▸ Direction
In your copy, leave out the pictures; write out all the data exactly.

## Begin Information supplied

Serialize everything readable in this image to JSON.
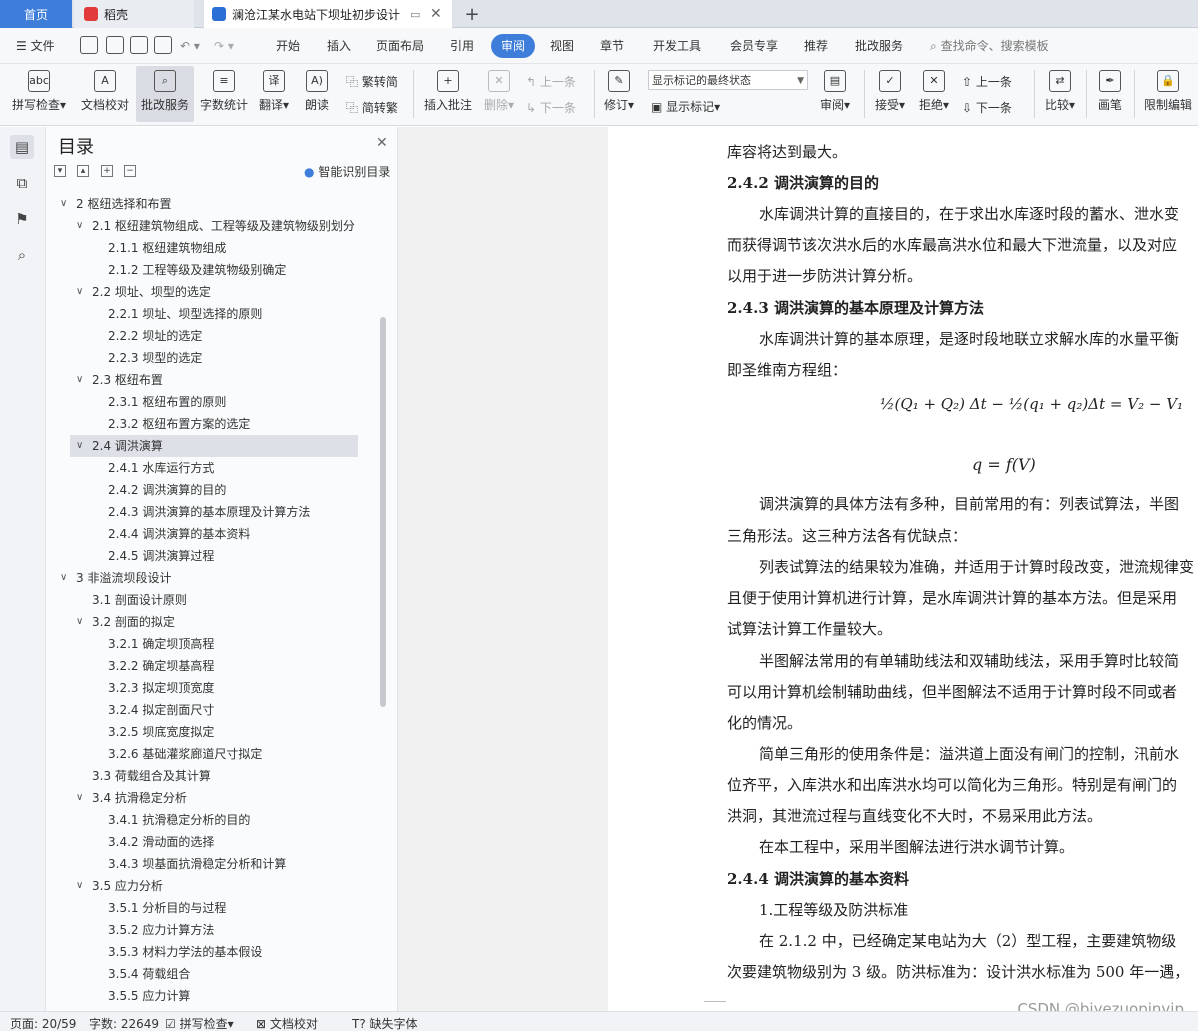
{
  "tabs": {
    "home": "首页",
    "daoke": "稻壳",
    "doc": "澜沧江某水电站下坝址初步设计"
  },
  "menu": {
    "file": "文件",
    "items": [
      "开始",
      "插入",
      "页面布局",
      "引用",
      "审阅",
      "视图",
      "章节",
      "开发工具",
      "会员专享",
      "推荐",
      "批改服务"
    ],
    "active": "审阅",
    "search": "查找命令、搜索模板"
  },
  "ribbon": {
    "spell": "拼写检查",
    "proof": "文档校对",
    "review_service": "批改服务",
    "wordcount": "字数统计",
    "translate": "翻译",
    "read": "朗读",
    "t2s": "繁转简",
    "s2t": "简转繁",
    "insert_comment": "插入批注",
    "delete": "删除",
    "prev_comment": "上一条",
    "next_comment": "下一条",
    "revise": "修订",
    "markup_select": "显示标记的最终状态",
    "show_markup": "显示标记",
    "review": "审阅",
    "accept": "接受",
    "reject": "拒绝",
    "prev": "上一条",
    "next": "下一条",
    "compare": "比较",
    "pen": "画笔",
    "restrict": "限制编辑"
  },
  "toc": {
    "title": "目录",
    "smart": "智能识别目录",
    "items": [
      {
        "t": "2 枢纽选择和布置",
        "l": 0,
        "c": true
      },
      {
        "t": "2.1 枢纽建筑物组成、工程等级及建筑物级别划分",
        "l": 1,
        "c": true
      },
      {
        "t": "2.1.1 枢纽建筑物组成",
        "l": 2
      },
      {
        "t": "2.1.2 工程等级及建筑物级别确定",
        "l": 2
      },
      {
        "t": "2.2 坝址、坝型的选定",
        "l": 1,
        "c": true
      },
      {
        "t": "2.2.1 坝址、坝型选择的原则",
        "l": 2
      },
      {
        "t": "2.2.2 坝址的选定",
        "l": 2
      },
      {
        "t": "2.2.3 坝型的选定",
        "l": 2
      },
      {
        "t": "2.3 枢纽布置",
        "l": 1,
        "c": true
      },
      {
        "t": "2.3.1 枢纽布置的原则",
        "l": 2
      },
      {
        "t": "2.3.2 枢纽布置方案的选定",
        "l": 2
      },
      {
        "t": "2.4 调洪演算",
        "l": 1,
        "c": true,
        "sel": true
      },
      {
        "t": "2.4.1 水库运行方式",
        "l": 2
      },
      {
        "t": "2.4.2 调洪演算的目的",
        "l": 2
      },
      {
        "t": "2.4.3 调洪演算的基本原理及计算方法",
        "l": 2
      },
      {
        "t": "2.4.4 调洪演算的基本资料",
        "l": 2
      },
      {
        "t": "2.4.5 调洪演算过程",
        "l": 2
      },
      {
        "t": "3 非溢流坝段设计",
        "l": 0,
        "c": true
      },
      {
        "t": "3.1 剖面设计原则",
        "l": 1
      },
      {
        "t": "3.2 剖面的拟定",
        "l": 1,
        "c": true
      },
      {
        "t": "3.2.1 确定坝顶高程",
        "l": 2
      },
      {
        "t": "3.2.2 确定坝基高程",
        "l": 2
      },
      {
        "t": "3.2.3 拟定坝顶宽度",
        "l": 2
      },
      {
        "t": "3.2.4 拟定剖面尺寸",
        "l": 2
      },
      {
        "t": "3.2.5 坝底宽度拟定",
        "l": 2
      },
      {
        "t": "3.2.6 基础灌浆廊道尺寸拟定",
        "l": 2
      },
      {
        "t": "3.3 荷载组合及其计算",
        "l": 1
      },
      {
        "t": "3.4 抗滑稳定分析",
        "l": 1,
        "c": true
      },
      {
        "t": "3.4.1 抗滑稳定分析的目的",
        "l": 2
      },
      {
        "t": "3.4.2 滑动面的选择",
        "l": 2
      },
      {
        "t": "3.4.3 坝基面抗滑稳定分析和计算",
        "l": 2
      },
      {
        "t": "3.5 应力分析",
        "l": 1,
        "c": true
      },
      {
        "t": "3.5.1  分析目的与过程",
        "l": 2
      },
      {
        "t": "3.5.2  应力计算方法",
        "l": 2
      },
      {
        "t": "3.5.3  材料力学法的基本假设",
        "l": 2
      },
      {
        "t": "3.5.4 荷载组合",
        "l": 2
      },
      {
        "t": "3.5.5 应力计算",
        "l": 2
      }
    ]
  },
  "doc": {
    "l1": "库容将达到最大。",
    "h1": "2.4.2 调洪演算的目的",
    "l2": "水库调洪计算的直接目的，在于求出水库逐时段的蓄水、泄水变",
    "l3": "而获得调节该次洪水后的水库最高洪水位和最大下泄流量，以及对应",
    "l4": "以用于进一步防洪计算分析。",
    "h2": "2.4.3 调洪演算的基本原理及计算方法",
    "l5": "水库调洪计算的基本原理，是逐时段地联立求解水库的水量平衡",
    "l6": "即圣维南方程组：",
    "f1": "½(Q₁ + Q₂) Δt − ½(q₁ + q₂)Δt = V₂ − V₁",
    "f2": "q = f(V)",
    "l7": "调洪演算的具体方法有多种，目前常用的有：列表试算法，半图",
    "l8": "三角形法。这三种方法各有优缺点：",
    "l9": "列表试算法的结果较为准确，并适用于计算时段改变，泄流规律变",
    "l10": "且便于使用计算机进行计算，是水库调洪计算的基本方法。但是采用",
    "l11": "试算法计算工作量较大。",
    "l12": "半图解法常用的有单辅助线法和双辅助线法，采用手算时比较简",
    "l13": "可以用计算机绘制辅助曲线，但半图解法不适用于计算时段不同或者",
    "l14": "化的情况。",
    "l15": "简单三角形的使用条件是：溢洪道上面没有闸门的控制，汛前水",
    "l16": "位齐平，入库洪水和出库洪水均可以简化为三角形。特别是有闸门的",
    "l17": "洪洞，其泄流过程与直线变化不大时，不易采用此方法。",
    "l18": "在本工程中，采用半图解法进行洪水调节计算。",
    "h3": "2.4.4 调洪演算的基本资料",
    "l19": "1.工程等级及防洪标准",
    "l20": "在 2.1.2 中，已经确定某电站为大（2）型工程，主要建筑物级",
    "l21": "次要建筑物级别为 3 级。防洪标准为：设计洪水标准为 500 年一遇，"
  },
  "status": {
    "page": "页面: 20/59",
    "words": "字数: 22649",
    "spell": "拼写检查",
    "proof": "文档校对",
    "font": "缺失字体"
  },
  "watermark": "CSDN @biyezuopinvip",
  "colors": {
    "accent": "#3f7ddb",
    "daoke": "#e23a3a"
  }
}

## End Information supplied

▸ Task response
Serialize everything readable in this image to JSON.
{
  "tabs": {
    "home": "首页",
    "daoke": "稻壳",
    "doc": "澜沧江某水电站下坝址初步设计"
  },
  "menu": {
    "file": "文件",
    "items": [
      "开始",
      "插入",
      "页面布局",
      "引用",
      "审阅",
      "视图",
      "章节",
      "开发工具",
      "会员专享",
      "推荐",
      "批改服务"
    ],
    "active": "审阅",
    "search": "查找命令、搜索模板"
  },
  "ribbon": {
    "spell": "拼写检查",
    "proof": "文档校对",
    "review_service": "批改服务",
    "wordcount": "字数统计",
    "translate": "翻译",
    "read": "朗读",
    "t2s": "繁转简",
    "s2t": "简转繁",
    "insert_comment": "插入批注",
    "delete": "删除",
    "prev_comment": "上一条",
    "next_comment": "下一条",
    "revise": "修订",
    "markup_select": "显示标记的最终状态",
    "show_markup": "显示标记",
    "review": "审阅",
    "accept": "接受",
    "reject": "拒绝",
    "prev": "上一条",
    "next": "下一条",
    "compare": "比较",
    "pen": "画笔",
    "restrict": "限制编辑"
  },
  "toc": {
    "title": "目录",
    "smart": "智能识别目录",
    "items": [
      {
        "t": "2 枢纽选择和布置",
        "l": 0,
        "c": true
      },
      {
        "t": "2.1 枢纽建筑物组成、工程等级及建筑物级别划分",
        "l": 1,
        "c": true
      },
      {
        "t": "2.1.1 枢纽建筑物组成",
        "l": 2
      },
      {
        "t": "2.1.2 工程等级及建筑物级别确定",
        "l": 2
      },
      {
        "t": "2.2 坝址、坝型的选定",
        "l": 1,
        "c": true
      },
      {
        "t": "2.2.1 坝址、坝型选择的原则",
        "l": 2
      },
      {
        "t": "2.2.2 坝址的选定",
        "l": 2
      },
      {
        "t": "2.2.3 坝型的选定",
        "l": 2
      },
      {
        "t": "2.3 枢纽布置",
        "l": 1,
        "c": true
      },
      {
        "t": "2.3.1 枢纽布置的原则",
        "l": 2
      },
      {
        "t": "2.3.2 枢纽布置方案的选定",
        "l": 2
      },
      {
        "t": "2.4 调洪演算",
        "l": 1,
        "c": true,
        "sel": true
      },
      {
        "t": "2.4.1 水库运行方式",
        "l": 2
      },
      {
        "t": "2.4.2 调洪演算的目的",
        "l": 2
      },
      {
        "t": "2.4.3 调洪演算的基本原理及计算方法",
        "l": 2
      },
      {
        "t": "2.4.4 调洪演算的基本资料",
        "l": 2
      },
      {
        "t": "2.4.5 调洪演算过程",
        "l": 2
      },
      {
        "t": "3 非溢流坝段设计",
        "l": 0,
        "c": true
      },
      {
        "t": "3.1 剖面设计原则",
        "l": 1
      },
      {
        "t": "3.2 剖面的拟定",
        "l": 1,
        "c": true
      },
      {
        "t": "3.2.1 确定坝顶高程",
        "l": 2
      },
      {
        "t": "3.2.2 确定坝基高程",
        "l": 2
      },
      {
        "t": "3.2.3 拟定坝顶宽度",
        "l": 2
      },
      {
        "t": "3.2.4 拟定剖面尺寸",
        "l": 2
      },
      {
        "t": "3.2.5 坝底宽度拟定",
        "l": 2
      },
      {
        "t": "3.2.6 基础灌浆廊道尺寸拟定",
        "l": 2
      },
      {
        "t": "3.3 荷载组合及其计算",
        "l": 1
      },
      {
        "t": "3.4 抗滑稳定分析",
        "l": 1,
        "c": true
      },
      {
        "t": "3.4.1 抗滑稳定分析的目的",
        "l": 2
      },
      {
        "t": "3.4.2 滑动面的选择",
        "l": 2
      },
      {
        "t": "3.4.3 坝基面抗滑稳定分析和计算",
        "l": 2
      },
      {
        "t": "3.5 应力分析",
        "l": 1,
        "c": true
      },
      {
        "t": "3.5.1  分析目的与过程",
        "l": 2
      },
      {
        "t": "3.5.2  应力计算方法",
        "l": 2
      },
      {
        "t": "3.5.3  材料力学法的基本假设",
        "l": 2
      },
      {
        "t": "3.5.4 荷载组合",
        "l": 2
      },
      {
        "t": "3.5.5 应力计算",
        "l": 2
      }
    ]
  },
  "doc": {
    "l1": "库容将达到最大。",
    "h1": "2.4.2 调洪演算的目的",
    "l2": "水库调洪计算的直接目的，在于求出水库逐时段的蓄水、泄水变",
    "l3": "而获得调节该次洪水后的水库最高洪水位和最大下泄流量，以及对应",
    "l4": "以用于进一步防洪计算分析。",
    "h2": "2.4.3 调洪演算的基本原理及计算方法",
    "l5": "水库调洪计算的基本原理，是逐时段地联立求解水库的水量平衡",
    "l6": "即圣维南方程组：",
    "f1": "½(Q₁ + Q₂) Δt − ½(q₁ + q₂)Δt = V₂ − V₁",
    "f2": "q = f(V)",
    "l7": "调洪演算的具体方法有多种，目前常用的有：列表试算法，半图",
    "l8": "三角形法。这三种方法各有优缺点：",
    "l9": "列表试算法的结果较为准确，并适用于计算时段改变，泄流规律变",
    "l10": "且便于使用计算机进行计算，是水库调洪计算的基本方法。但是采用",
    "l11": "试算法计算工作量较大。",
    "l12": "半图解法常用的有单辅助线法和双辅助线法，采用手算时比较简",
    "l13": "可以用计算机绘制辅助曲线，但半图解法不适用于计算时段不同或者",
    "l14": "化的情况。",
    "l15": "简单三角形的使用条件是：溢洪道上面没有闸门的控制，汛前水",
    "l16": "位齐平，入库洪水和出库洪水均可以简化为三角形。特别是有闸门的",
    "l17": "洪洞，其泄流过程与直线变化不大时，不易采用此方法。",
    "l18": "在本工程中，采用半图解法进行洪水调节计算。",
    "h3": "2.4.4 调洪演算的基本资料",
    "l19": "1.工程等级及防洪标准",
    "l20": "在 2.1.2 中，已经确定某电站为大（2）型工程，主要建筑物级",
    "l21": "次要建筑物级别为 3 级。防洪标准为：设计洪水标准为 500 年一遇，"
  },
  "status": {
    "page": "页面: 20/59",
    "words": "字数: 22649",
    "spell": "拼写检查",
    "proof": "文档校对",
    "font": "缺失字体"
  },
  "watermark": "CSDN @biyezuopinvip",
  "colors": {
    "accent": "#3f7ddb",
    "daoke": "#e23a3a"
  }
}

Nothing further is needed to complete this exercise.